**EXERCISE**
Output each line of the material exactly as it stands.

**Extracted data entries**

---

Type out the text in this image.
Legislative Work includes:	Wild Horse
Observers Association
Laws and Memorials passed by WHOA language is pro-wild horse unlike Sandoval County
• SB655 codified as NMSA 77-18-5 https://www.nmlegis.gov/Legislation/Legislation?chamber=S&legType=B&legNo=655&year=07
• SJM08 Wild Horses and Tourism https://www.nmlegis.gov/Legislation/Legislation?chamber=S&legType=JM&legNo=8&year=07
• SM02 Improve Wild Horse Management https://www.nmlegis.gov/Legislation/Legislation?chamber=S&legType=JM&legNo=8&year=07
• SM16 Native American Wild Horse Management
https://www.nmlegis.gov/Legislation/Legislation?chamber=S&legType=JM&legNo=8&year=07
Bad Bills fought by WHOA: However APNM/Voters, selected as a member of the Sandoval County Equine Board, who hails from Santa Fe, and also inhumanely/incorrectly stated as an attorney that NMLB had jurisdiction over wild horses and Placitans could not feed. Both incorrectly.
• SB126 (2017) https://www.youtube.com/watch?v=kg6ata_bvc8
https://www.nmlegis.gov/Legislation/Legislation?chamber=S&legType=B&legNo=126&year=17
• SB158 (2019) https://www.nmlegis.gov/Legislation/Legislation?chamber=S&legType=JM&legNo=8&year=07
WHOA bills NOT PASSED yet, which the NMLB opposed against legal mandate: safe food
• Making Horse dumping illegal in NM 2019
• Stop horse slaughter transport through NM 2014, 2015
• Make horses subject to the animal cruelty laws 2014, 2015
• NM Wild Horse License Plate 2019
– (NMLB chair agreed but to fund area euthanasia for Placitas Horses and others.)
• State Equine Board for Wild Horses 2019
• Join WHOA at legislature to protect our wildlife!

---

**RESPONSE TO THIS EXERCISE**
Type out the text in this image.
Legislative Work includes:	Wild Horse
Observers Association
Laws and Memorials passed by WHOA language is pro-wild horse unlike Sandoval County
• SB655 codified as NMSA 77-18-5 https://www.nmlegis.gov/Legislation/Legislation?chamber=S&legType=B&legNo=655&year=07
• SJM08 Wild Horses and Tourism https://www.nmlegis.gov/Legislation/Legislation?chamber=S&legType=JM&legNo=8&year=07
• SM02 Improve Wild Horse Management https://www.nmlegis.gov/Legislation/Legislation?chamber=S&legType=JM&legNo=8&year=07
• SM16 Native American Wild Horse Management
https://www.nmlegis.gov/Legislation/Legislation?chamber=S&legType=JM&legNo=8&year=07
Bad Bills fought by WHOA: However APNM/Voters, selected as a member of the Sandoval County Equine Board, who hails from Santa Fe, and also inhumanely/incorrectly stated as an attorney that NMLB had jurisdiction over wild horses and Placitans could not feed. Both incorrectly.
• SB126 (2017) https://www.youtube.com/watch?v=kg6ata_bvc8
https://www.nmlegis.gov/Legislation/Legislation?chamber=S&legType=B&legNo=126&year=17
• SB158 (2019) https://www.nmlegis.gov/Legislation/Legislation?chamber=S&legType=JM&legNo=8&year=07
WHOA bills NOT PASSED yet, which the NMLB opposed against legal mandate: safe food
• Making Horse dumping illegal in NM 2019
• Stop horse slaughter transport through NM 2014, 2015
• Make horses subject to the animal cruelty laws 2014, 2015
• NM Wild Horse License Plate 2019
– (NMLB chair agreed but to fund area euthanasia for Placitas Horses and others.)
• State Equine Board for Wild Horses 2019
• Join WHOA at legislature to protect our wildlife!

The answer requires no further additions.